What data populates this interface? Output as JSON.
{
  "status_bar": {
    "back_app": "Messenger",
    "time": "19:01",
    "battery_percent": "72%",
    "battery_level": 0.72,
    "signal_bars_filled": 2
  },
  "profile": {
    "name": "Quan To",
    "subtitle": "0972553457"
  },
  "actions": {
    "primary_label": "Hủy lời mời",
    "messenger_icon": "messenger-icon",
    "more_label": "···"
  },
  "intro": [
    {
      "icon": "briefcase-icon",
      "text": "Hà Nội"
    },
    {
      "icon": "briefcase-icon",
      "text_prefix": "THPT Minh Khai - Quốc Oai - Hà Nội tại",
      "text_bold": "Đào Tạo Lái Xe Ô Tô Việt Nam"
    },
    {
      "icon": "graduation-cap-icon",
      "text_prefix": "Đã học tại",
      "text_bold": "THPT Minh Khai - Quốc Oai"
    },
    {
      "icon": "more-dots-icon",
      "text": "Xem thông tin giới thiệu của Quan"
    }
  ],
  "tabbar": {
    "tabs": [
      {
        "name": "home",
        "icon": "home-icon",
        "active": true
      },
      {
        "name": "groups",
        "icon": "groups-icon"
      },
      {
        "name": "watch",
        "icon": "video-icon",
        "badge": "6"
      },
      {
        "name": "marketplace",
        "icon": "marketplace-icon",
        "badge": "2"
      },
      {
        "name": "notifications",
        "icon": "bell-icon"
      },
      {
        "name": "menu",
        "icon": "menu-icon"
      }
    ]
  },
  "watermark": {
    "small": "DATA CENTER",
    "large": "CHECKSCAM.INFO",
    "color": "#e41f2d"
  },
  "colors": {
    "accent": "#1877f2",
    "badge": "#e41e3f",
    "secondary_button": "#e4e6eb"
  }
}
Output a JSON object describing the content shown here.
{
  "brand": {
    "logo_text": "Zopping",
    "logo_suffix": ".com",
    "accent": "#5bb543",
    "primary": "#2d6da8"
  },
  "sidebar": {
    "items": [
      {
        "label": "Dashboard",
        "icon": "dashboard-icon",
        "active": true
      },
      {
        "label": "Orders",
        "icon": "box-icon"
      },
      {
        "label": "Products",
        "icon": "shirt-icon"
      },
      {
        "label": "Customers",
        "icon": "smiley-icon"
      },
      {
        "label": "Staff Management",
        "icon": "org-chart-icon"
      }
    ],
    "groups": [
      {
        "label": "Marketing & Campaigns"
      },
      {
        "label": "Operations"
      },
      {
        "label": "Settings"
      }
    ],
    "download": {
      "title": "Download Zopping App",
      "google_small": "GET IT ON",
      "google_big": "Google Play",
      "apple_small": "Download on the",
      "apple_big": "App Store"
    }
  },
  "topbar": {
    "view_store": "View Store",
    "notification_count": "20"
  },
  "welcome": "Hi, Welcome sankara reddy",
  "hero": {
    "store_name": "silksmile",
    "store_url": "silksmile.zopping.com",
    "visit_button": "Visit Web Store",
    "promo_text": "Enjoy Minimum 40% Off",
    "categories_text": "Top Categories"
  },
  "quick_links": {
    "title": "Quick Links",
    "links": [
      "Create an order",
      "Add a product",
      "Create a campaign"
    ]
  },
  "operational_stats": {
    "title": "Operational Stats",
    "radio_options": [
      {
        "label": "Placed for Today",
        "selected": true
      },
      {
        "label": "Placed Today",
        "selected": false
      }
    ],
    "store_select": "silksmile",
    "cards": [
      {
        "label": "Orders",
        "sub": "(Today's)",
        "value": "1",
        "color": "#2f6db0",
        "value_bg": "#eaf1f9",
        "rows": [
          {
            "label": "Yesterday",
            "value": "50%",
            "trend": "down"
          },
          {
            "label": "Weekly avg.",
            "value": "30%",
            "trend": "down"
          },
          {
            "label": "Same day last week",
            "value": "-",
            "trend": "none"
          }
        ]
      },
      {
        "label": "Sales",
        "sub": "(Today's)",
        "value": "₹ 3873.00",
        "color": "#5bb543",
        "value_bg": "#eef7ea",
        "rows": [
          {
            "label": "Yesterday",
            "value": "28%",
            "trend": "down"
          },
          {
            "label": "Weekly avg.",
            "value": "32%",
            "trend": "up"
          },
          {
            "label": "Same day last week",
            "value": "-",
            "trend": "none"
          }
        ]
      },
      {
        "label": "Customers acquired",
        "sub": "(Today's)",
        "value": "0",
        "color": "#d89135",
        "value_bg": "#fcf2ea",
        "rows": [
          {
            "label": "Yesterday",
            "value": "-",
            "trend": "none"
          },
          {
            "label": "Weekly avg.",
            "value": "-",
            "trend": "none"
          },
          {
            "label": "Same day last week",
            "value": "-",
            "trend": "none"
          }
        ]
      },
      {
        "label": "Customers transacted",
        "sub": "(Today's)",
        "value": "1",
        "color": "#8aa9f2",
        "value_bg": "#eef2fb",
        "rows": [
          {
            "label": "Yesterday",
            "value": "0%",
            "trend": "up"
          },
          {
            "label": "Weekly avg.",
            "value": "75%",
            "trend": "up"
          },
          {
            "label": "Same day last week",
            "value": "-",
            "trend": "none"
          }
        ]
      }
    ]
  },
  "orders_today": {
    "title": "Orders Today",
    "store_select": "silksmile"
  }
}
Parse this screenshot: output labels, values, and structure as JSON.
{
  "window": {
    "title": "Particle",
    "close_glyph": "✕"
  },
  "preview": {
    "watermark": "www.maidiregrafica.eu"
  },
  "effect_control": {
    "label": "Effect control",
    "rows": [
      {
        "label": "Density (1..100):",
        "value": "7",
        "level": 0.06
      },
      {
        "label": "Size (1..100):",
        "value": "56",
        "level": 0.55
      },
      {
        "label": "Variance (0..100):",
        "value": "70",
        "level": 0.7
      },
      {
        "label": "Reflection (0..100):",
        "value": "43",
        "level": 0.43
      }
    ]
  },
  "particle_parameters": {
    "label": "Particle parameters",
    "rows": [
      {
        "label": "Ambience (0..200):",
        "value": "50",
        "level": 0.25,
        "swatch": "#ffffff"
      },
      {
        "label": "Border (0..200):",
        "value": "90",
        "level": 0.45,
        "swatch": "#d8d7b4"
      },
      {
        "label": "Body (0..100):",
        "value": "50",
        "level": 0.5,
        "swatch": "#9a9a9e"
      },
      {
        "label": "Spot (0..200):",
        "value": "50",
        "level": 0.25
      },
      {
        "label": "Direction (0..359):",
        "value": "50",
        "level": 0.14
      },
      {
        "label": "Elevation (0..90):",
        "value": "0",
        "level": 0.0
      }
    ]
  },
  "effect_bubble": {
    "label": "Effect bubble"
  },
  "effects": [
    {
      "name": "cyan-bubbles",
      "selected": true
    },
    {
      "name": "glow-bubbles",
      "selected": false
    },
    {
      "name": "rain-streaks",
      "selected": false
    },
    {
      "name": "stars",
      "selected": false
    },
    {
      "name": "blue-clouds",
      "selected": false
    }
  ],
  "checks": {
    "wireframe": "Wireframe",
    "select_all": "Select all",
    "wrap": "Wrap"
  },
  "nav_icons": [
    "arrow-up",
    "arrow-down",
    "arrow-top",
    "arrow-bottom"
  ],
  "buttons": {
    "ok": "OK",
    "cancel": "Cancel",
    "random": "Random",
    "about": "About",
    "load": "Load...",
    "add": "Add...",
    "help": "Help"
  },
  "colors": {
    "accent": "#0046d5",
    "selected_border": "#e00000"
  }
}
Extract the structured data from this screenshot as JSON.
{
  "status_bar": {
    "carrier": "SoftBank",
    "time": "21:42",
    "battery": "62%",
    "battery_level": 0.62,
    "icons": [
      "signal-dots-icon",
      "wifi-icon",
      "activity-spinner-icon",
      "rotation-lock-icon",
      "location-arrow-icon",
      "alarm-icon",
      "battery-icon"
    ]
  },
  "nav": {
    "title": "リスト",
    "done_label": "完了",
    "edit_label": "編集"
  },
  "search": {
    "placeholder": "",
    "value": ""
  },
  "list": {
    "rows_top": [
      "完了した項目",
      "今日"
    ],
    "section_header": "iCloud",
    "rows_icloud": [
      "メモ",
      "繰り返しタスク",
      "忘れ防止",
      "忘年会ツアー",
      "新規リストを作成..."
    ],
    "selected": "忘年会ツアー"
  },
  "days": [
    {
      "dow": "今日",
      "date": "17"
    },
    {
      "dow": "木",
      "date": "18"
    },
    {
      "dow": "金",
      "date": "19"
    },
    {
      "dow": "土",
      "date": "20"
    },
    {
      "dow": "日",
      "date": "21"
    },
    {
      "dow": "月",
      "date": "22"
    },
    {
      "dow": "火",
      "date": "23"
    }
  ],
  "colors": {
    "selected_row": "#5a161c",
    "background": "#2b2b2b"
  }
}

************

**Exercise:** From the data, pick out every line that includes "dots".

**Result of the exercise:**
      "icon": "more-dots-icon",
      "signal-dots-icon",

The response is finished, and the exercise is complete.